[Data extract]
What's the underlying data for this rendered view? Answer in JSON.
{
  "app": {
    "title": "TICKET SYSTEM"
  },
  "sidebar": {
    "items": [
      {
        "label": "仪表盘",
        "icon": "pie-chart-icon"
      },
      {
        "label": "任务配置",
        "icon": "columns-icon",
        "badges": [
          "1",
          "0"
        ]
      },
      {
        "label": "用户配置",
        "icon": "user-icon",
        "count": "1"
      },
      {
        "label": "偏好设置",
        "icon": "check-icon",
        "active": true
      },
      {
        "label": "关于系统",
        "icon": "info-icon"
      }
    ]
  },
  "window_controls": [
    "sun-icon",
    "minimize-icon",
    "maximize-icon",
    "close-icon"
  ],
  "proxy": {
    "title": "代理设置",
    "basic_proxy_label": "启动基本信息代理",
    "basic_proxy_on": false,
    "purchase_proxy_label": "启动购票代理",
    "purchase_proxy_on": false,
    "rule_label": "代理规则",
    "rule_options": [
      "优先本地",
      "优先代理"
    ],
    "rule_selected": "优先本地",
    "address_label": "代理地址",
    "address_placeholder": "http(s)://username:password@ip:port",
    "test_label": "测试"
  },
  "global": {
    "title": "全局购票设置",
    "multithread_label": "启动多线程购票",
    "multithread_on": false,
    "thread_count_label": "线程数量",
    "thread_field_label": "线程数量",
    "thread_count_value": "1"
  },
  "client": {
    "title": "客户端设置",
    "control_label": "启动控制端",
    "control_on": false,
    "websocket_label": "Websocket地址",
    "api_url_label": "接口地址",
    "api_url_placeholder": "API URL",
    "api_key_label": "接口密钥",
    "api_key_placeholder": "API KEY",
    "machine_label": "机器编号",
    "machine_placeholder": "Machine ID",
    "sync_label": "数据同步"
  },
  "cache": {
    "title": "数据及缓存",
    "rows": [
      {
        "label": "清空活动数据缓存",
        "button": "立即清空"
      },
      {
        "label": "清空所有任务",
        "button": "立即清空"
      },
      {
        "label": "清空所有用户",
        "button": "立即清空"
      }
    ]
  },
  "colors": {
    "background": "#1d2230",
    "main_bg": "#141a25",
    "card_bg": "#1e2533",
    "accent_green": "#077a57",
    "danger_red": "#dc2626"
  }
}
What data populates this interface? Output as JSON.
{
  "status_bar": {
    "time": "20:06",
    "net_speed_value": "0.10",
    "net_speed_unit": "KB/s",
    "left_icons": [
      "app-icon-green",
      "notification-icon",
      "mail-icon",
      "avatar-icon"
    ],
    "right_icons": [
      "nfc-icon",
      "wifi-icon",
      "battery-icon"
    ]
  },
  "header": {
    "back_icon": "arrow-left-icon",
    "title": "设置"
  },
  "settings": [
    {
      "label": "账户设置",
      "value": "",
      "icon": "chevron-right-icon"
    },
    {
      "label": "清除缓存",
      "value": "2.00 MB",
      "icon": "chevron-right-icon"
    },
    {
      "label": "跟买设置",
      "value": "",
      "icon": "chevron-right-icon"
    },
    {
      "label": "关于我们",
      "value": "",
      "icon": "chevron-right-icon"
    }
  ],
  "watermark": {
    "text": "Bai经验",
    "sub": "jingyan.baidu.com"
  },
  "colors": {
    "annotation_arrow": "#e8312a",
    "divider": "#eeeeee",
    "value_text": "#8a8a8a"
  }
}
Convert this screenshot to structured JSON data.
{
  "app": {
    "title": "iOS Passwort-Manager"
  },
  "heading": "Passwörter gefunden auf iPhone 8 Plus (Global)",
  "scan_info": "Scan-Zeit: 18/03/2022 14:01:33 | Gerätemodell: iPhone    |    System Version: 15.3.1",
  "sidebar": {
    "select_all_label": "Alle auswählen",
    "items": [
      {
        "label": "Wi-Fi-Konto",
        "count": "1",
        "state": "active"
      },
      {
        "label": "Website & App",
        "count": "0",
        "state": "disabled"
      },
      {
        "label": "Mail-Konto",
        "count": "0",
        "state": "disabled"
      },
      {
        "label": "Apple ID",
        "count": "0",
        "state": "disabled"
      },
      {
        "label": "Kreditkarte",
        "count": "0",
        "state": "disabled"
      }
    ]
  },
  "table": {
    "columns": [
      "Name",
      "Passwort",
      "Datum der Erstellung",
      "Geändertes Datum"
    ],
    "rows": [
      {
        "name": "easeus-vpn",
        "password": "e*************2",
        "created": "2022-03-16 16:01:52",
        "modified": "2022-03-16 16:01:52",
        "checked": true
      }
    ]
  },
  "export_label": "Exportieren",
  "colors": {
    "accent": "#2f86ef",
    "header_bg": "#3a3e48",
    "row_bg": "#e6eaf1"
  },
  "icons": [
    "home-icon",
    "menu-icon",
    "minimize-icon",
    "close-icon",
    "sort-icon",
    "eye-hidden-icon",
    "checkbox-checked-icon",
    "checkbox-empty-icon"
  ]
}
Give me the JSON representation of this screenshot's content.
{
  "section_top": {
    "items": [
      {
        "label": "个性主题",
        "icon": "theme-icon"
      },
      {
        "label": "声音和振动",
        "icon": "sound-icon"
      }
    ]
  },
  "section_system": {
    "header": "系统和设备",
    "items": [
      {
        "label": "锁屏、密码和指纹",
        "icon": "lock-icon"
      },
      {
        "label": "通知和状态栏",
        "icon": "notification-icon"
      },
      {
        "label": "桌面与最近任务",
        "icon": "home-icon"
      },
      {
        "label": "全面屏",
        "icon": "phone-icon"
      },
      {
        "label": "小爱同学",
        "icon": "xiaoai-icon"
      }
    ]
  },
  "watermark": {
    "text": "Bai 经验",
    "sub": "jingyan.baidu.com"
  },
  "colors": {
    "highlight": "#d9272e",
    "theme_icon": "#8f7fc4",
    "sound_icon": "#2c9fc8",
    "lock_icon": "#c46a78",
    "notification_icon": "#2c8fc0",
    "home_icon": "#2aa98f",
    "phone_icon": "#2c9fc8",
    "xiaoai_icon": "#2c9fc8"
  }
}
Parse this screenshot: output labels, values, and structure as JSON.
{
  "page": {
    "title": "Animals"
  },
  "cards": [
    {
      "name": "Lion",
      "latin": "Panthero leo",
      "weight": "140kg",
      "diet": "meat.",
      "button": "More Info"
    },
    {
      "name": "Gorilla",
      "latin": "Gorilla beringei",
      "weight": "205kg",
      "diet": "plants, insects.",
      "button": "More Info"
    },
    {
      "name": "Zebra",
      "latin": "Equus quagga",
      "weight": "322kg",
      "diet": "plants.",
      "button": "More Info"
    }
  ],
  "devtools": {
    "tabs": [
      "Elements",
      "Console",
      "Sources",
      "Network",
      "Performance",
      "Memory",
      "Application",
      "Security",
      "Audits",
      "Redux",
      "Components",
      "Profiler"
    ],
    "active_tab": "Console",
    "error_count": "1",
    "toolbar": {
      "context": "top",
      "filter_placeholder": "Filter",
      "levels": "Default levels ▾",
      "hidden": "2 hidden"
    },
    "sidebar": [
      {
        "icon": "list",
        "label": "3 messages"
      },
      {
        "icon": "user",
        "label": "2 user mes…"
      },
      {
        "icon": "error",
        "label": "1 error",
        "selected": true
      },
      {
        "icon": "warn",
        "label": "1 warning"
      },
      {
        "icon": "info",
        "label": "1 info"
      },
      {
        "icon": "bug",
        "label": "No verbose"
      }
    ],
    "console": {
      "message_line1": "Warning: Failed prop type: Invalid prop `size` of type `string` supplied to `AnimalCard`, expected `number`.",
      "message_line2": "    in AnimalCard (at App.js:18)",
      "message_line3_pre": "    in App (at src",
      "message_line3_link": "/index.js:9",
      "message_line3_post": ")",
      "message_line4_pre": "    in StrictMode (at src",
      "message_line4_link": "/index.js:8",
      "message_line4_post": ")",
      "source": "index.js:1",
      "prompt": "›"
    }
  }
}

[Given task]
Copy every line of the records above that contains "latin".

[Answer to this task]
      "latin": "Panthero leo",
      "latin": "Gorilla beringei",
      "latin": "Equus quagga",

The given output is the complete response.